=== INSTRUCTION ===
Everything from the line that holds "Extract all the data from this chart as JSON." through the end of the data below should be output exactly, both ends included.

— begin —

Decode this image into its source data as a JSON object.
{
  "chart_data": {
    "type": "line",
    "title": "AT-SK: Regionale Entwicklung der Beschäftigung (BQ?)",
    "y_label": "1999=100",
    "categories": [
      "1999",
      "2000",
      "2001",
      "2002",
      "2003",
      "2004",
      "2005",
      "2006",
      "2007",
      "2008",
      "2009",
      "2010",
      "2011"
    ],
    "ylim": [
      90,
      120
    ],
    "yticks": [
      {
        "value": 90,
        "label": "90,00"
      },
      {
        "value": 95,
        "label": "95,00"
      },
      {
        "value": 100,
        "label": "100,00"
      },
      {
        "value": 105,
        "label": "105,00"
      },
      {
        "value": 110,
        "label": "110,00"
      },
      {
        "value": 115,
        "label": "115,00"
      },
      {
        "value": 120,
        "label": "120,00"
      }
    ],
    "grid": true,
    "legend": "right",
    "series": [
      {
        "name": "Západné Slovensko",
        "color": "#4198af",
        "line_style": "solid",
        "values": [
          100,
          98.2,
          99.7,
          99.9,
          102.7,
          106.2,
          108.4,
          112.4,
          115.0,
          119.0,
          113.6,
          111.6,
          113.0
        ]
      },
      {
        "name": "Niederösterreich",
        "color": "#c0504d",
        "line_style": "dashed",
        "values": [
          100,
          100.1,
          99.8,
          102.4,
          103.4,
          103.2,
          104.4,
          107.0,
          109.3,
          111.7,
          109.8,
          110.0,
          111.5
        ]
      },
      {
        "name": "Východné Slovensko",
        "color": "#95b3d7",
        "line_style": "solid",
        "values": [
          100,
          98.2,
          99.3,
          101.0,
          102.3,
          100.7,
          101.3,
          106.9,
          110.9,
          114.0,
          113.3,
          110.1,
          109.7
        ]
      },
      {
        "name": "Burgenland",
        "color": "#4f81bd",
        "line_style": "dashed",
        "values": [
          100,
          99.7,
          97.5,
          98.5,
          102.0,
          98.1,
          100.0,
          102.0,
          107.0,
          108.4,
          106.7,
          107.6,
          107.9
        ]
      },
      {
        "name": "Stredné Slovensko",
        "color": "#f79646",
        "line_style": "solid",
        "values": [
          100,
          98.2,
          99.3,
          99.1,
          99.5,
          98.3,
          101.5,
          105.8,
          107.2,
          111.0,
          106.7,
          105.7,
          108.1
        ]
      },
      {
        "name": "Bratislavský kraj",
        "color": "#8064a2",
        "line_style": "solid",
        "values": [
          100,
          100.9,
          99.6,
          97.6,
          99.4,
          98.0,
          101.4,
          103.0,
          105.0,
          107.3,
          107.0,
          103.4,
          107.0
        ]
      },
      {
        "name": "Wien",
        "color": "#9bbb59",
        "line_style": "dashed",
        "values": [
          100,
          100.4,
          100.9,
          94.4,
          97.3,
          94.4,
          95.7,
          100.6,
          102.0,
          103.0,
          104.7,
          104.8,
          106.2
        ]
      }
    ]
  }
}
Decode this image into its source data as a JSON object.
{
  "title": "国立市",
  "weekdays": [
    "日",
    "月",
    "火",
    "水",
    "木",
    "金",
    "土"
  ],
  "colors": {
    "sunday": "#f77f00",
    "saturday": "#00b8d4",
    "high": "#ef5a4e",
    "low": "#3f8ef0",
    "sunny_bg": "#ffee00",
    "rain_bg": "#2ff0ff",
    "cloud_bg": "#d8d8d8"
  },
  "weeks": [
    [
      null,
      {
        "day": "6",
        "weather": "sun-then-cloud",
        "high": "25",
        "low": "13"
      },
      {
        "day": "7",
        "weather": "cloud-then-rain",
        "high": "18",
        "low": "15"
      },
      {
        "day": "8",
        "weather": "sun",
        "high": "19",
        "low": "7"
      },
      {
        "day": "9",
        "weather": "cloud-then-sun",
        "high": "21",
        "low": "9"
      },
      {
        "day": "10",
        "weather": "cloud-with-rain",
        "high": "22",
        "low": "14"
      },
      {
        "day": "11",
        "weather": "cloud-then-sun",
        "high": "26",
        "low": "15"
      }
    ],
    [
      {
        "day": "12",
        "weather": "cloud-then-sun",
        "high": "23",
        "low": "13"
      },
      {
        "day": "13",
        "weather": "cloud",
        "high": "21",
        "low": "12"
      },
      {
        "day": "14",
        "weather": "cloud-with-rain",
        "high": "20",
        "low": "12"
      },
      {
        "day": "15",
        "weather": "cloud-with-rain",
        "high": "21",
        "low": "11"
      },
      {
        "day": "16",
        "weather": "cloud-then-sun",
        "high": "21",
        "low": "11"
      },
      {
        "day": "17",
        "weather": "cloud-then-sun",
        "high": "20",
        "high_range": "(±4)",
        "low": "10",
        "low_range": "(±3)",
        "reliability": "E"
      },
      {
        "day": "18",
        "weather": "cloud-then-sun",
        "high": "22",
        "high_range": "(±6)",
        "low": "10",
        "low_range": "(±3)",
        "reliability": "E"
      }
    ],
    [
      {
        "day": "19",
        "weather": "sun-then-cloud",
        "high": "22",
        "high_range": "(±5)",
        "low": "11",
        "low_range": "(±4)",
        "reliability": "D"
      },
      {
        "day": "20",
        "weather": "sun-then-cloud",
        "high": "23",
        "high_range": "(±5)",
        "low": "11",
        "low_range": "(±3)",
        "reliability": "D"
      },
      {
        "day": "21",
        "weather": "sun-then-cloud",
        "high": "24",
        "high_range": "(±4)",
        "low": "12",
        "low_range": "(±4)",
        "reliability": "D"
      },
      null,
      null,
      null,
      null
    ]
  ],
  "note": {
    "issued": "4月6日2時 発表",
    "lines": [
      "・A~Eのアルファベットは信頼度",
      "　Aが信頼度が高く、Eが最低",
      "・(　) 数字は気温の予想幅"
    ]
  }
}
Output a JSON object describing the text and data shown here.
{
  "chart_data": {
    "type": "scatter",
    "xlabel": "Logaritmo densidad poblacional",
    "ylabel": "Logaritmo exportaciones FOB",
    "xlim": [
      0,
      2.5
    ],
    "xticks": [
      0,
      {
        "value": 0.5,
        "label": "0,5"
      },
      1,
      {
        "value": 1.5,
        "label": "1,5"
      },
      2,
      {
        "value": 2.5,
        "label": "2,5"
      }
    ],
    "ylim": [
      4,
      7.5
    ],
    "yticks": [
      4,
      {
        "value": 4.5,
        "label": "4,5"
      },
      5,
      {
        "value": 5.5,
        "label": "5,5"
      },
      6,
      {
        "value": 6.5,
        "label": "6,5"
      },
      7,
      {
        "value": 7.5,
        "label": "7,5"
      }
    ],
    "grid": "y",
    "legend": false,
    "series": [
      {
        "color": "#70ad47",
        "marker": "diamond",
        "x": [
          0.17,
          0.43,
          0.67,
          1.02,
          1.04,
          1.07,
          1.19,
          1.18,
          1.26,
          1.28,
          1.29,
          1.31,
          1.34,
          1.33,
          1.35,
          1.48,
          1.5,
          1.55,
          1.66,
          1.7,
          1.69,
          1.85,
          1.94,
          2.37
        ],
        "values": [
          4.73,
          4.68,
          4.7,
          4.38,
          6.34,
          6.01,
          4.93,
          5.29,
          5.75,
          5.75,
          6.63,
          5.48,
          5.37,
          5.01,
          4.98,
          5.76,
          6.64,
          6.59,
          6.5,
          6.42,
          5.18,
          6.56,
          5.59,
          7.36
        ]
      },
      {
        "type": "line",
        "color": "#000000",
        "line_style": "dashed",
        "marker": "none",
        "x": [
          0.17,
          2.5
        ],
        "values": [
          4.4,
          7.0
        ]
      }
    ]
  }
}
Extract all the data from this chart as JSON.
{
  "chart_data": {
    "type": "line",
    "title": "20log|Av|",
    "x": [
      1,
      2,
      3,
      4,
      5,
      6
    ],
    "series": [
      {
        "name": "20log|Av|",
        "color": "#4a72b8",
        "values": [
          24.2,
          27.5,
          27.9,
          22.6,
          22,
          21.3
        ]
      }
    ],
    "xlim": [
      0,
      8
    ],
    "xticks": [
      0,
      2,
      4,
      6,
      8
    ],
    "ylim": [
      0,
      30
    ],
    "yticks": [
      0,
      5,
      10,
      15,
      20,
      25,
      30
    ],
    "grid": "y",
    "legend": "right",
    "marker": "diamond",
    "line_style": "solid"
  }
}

— end —

=== EXERCISE SOLUTION ===
Extract all the data from this chart as JSON.
{
  "chart_data": {
    "type": "line",
    "title": "20log|Av|",
    "x": [
      1,
      2,
      3,
      4,
      5,
      6
    ],
    "series": [
      {
        "name": "20log|Av|",
        "color": "#4a72b8",
        "values": [
          24.2,
          27.5,
          27.9,
          22.6,
          22,
          21.3
        ]
      }
    ],
    "xlim": [
      0,
      8
    ],
    "xticks": [
      0,
      2,
      4,
      6,
      8
    ],
    "ylim": [
      0,
      30
    ],
    "yticks": [
      0,
      5,
      10,
      15,
      20,
      25,
      30
    ],
    "grid": "y",
    "legend": "right",
    "marker": "diamond",
    "line_style": "solid"
  }
}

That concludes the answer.